▶ [What the exercise asks] Locate the lines of the listing below that hold "feet", then copy each of them.

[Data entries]
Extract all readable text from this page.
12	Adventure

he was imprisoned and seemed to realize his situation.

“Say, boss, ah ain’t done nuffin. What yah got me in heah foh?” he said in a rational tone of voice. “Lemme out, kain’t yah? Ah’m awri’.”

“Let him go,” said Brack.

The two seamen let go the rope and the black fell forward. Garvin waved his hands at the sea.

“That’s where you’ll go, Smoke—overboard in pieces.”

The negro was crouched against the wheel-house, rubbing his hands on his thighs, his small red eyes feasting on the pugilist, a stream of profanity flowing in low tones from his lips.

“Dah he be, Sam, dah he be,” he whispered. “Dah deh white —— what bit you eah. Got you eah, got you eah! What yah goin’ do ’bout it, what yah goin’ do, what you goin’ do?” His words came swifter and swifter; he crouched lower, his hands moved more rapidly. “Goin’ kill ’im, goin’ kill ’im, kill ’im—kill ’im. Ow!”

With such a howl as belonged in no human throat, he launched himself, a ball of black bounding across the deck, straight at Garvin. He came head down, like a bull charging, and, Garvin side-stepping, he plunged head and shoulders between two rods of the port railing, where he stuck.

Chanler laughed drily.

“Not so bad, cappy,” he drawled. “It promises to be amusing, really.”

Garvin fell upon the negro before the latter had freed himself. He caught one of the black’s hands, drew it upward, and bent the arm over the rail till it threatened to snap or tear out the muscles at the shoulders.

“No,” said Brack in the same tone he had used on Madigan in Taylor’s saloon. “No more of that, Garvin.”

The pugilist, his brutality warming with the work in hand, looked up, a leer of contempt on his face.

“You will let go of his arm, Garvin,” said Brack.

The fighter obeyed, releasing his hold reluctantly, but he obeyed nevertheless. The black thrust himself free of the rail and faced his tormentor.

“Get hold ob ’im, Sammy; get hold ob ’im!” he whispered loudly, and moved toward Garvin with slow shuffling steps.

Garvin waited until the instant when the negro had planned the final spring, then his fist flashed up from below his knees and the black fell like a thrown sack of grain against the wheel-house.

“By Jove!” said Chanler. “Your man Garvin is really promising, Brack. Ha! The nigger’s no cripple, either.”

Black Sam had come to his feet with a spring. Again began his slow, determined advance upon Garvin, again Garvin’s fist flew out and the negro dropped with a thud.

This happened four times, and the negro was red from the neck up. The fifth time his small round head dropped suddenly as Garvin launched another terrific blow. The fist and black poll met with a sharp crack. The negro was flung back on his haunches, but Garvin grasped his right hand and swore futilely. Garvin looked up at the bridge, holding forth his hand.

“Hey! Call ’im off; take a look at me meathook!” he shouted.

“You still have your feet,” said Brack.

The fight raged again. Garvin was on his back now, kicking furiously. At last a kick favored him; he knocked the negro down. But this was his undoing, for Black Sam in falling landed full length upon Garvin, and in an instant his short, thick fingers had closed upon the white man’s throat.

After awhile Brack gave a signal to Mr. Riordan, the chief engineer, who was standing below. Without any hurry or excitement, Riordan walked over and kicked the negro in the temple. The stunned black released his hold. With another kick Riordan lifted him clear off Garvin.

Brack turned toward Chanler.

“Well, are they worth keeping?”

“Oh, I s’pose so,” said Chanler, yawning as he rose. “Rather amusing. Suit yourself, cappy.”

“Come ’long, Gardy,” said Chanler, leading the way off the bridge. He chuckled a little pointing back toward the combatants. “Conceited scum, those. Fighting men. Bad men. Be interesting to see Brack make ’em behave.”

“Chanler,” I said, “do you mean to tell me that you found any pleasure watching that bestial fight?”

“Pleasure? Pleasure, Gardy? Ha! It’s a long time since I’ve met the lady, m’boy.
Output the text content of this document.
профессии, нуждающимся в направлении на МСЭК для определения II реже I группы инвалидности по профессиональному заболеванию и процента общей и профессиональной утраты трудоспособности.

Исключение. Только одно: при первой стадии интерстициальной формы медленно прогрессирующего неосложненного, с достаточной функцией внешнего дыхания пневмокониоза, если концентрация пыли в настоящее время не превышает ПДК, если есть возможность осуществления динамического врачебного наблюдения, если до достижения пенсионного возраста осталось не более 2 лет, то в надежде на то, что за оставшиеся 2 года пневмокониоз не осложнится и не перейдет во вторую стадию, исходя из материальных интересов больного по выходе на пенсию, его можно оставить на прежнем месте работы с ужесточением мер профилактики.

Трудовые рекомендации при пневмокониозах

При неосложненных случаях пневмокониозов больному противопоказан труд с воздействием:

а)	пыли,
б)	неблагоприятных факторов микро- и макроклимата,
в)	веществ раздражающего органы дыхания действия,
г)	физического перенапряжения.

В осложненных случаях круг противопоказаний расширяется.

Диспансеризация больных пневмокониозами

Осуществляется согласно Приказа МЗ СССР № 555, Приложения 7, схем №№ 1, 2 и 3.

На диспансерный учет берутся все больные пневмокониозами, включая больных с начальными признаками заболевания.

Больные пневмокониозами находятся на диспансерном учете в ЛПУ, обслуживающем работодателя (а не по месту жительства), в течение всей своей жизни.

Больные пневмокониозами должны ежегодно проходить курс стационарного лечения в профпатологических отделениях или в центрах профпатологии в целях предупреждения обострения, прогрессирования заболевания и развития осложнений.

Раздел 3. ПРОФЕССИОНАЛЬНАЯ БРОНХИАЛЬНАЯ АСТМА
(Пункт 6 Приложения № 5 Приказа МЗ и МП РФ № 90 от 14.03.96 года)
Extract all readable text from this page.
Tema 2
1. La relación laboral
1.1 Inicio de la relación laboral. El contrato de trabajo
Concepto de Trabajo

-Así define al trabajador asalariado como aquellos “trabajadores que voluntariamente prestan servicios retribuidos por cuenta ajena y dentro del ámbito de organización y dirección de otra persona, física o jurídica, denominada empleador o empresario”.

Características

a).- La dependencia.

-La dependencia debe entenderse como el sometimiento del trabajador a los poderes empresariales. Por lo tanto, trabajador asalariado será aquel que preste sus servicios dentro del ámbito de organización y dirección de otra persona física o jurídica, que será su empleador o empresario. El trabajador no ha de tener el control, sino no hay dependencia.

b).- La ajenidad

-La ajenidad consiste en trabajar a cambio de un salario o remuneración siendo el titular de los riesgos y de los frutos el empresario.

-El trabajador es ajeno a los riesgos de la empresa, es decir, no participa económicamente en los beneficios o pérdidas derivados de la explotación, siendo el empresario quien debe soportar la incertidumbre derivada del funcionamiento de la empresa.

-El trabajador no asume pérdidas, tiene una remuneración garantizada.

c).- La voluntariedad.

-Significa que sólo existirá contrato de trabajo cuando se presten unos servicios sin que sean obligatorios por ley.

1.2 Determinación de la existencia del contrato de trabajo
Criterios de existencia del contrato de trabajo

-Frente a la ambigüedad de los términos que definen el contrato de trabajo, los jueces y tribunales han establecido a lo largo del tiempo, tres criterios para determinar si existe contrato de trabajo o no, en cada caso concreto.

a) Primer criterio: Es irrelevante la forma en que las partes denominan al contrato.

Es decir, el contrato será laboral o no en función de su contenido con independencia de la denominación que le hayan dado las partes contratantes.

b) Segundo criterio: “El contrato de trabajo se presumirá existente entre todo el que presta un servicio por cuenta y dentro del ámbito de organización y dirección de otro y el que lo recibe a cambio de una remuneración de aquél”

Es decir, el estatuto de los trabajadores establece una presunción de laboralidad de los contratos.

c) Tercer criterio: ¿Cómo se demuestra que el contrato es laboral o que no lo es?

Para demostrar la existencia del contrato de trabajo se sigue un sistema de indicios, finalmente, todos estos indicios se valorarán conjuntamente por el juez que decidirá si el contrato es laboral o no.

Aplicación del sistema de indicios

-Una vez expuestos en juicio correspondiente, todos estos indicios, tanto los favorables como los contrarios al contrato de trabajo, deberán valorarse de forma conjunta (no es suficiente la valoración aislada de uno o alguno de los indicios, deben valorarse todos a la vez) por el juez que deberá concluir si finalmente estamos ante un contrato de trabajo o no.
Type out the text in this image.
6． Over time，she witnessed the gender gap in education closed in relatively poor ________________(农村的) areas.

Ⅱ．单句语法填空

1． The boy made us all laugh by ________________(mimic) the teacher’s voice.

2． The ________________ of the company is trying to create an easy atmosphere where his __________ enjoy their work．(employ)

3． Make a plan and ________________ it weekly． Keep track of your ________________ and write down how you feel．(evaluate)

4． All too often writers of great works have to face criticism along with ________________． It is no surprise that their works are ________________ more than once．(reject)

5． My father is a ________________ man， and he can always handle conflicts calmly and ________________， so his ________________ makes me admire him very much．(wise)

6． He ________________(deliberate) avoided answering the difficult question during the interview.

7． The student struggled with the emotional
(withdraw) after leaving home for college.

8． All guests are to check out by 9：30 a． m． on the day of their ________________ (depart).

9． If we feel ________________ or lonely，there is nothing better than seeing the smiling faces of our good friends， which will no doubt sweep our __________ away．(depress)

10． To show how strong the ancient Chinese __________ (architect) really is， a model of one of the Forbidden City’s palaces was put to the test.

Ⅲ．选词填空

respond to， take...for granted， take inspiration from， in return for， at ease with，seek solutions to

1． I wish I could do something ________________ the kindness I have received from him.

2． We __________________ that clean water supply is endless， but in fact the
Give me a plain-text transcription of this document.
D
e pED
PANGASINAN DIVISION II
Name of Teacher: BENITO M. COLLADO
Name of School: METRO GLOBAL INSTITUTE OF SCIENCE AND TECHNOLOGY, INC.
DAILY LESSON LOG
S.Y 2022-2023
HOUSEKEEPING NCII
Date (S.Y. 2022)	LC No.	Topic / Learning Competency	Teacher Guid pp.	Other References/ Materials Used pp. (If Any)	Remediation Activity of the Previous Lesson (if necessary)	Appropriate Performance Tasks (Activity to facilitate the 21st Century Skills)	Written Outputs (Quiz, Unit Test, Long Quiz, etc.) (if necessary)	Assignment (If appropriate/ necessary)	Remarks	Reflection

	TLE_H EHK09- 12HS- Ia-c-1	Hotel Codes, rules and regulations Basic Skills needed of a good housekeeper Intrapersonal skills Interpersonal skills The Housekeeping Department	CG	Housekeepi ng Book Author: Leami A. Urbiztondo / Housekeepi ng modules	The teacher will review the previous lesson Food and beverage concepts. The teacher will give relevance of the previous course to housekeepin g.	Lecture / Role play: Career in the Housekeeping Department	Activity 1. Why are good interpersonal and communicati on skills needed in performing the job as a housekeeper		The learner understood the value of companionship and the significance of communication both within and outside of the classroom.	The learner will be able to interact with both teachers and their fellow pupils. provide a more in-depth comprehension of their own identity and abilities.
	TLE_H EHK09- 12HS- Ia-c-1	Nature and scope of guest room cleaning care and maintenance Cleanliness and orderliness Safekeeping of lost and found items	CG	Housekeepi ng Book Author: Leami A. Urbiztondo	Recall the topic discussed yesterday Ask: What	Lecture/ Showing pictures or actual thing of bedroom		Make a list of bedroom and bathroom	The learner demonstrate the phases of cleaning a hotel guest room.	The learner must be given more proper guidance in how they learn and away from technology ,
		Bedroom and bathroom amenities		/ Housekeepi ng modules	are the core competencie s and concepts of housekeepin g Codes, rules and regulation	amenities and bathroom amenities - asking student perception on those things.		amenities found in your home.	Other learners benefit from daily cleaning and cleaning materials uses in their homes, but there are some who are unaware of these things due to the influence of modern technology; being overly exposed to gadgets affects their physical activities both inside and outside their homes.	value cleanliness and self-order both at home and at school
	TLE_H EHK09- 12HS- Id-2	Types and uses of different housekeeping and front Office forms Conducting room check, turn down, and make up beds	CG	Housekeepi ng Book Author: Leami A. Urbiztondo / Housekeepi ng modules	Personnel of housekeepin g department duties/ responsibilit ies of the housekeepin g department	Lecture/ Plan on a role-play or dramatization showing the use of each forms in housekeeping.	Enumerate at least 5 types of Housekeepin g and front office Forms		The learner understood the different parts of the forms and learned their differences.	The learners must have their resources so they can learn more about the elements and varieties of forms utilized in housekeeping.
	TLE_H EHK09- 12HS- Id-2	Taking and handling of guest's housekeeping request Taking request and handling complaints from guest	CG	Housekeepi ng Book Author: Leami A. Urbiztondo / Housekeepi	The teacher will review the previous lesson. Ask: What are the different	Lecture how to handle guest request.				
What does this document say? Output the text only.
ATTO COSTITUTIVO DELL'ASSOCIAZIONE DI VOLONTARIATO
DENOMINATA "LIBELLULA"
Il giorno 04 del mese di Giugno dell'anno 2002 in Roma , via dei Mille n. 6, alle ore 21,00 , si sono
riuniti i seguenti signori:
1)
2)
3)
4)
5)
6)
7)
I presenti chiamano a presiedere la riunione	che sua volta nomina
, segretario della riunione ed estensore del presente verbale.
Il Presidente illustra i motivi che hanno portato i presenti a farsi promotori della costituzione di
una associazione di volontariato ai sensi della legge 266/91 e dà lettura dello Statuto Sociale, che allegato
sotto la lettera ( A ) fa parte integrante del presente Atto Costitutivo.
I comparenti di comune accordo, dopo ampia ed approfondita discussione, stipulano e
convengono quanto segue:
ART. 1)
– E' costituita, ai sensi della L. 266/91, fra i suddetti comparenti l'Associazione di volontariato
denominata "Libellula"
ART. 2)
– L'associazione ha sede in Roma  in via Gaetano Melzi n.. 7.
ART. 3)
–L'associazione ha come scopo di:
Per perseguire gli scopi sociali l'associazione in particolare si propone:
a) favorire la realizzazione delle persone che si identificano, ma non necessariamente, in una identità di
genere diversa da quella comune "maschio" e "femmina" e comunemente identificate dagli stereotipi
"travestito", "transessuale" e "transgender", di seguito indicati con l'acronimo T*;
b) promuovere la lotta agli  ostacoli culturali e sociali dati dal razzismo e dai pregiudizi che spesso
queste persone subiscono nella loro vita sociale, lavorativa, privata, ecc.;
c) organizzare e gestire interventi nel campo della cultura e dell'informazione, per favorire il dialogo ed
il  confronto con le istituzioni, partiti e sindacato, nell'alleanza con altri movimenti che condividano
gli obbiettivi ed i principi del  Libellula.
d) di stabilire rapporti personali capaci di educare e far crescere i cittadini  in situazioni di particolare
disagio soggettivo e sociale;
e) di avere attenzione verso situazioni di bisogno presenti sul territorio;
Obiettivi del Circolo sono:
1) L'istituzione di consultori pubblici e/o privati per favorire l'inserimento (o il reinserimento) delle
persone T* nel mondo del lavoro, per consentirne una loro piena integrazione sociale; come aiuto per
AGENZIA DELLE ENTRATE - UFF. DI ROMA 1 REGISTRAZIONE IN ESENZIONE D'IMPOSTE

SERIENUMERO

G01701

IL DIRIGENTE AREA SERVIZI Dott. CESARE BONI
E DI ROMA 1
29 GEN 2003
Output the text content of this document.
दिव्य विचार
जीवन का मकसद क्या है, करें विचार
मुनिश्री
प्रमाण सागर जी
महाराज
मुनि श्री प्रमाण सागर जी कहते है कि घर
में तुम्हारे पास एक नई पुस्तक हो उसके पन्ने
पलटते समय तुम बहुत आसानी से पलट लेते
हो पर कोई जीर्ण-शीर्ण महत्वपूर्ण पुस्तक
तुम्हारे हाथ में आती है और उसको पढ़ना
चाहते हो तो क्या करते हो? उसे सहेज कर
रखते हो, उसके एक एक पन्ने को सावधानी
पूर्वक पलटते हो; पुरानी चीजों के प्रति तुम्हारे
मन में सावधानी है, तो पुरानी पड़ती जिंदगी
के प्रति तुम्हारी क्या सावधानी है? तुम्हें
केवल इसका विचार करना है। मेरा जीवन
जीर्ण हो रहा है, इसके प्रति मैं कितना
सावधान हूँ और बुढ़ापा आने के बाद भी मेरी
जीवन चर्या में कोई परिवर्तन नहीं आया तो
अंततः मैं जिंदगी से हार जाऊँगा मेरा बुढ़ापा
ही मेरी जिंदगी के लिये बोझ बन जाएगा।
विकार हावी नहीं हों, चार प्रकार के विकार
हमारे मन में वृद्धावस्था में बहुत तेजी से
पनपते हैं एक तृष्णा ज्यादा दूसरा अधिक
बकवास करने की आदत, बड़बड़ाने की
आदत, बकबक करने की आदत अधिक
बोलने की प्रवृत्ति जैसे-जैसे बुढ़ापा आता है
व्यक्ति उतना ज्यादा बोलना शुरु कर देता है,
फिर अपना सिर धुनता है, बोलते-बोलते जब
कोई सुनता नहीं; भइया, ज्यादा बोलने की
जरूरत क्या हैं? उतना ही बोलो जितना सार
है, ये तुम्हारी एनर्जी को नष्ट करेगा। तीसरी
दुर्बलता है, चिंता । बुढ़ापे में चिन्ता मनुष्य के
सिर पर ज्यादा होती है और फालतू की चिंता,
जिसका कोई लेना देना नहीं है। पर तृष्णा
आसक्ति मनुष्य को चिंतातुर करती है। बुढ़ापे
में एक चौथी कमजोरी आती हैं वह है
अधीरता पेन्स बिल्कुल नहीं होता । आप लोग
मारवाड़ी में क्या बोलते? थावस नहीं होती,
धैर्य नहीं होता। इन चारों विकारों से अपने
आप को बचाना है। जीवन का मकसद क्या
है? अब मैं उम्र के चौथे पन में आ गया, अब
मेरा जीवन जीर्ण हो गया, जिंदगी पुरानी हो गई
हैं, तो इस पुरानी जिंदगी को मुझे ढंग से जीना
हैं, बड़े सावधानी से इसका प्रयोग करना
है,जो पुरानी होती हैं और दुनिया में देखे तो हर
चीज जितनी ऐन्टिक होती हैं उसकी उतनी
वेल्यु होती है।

▶ [Solution to the exercise]
Black Sam had come to his feet with a spring. Again began his slow, determined advance upon Garvin, again Garvin’s fist flew out and the negro dropped with a thud.
“You still have your feet,” said Brack.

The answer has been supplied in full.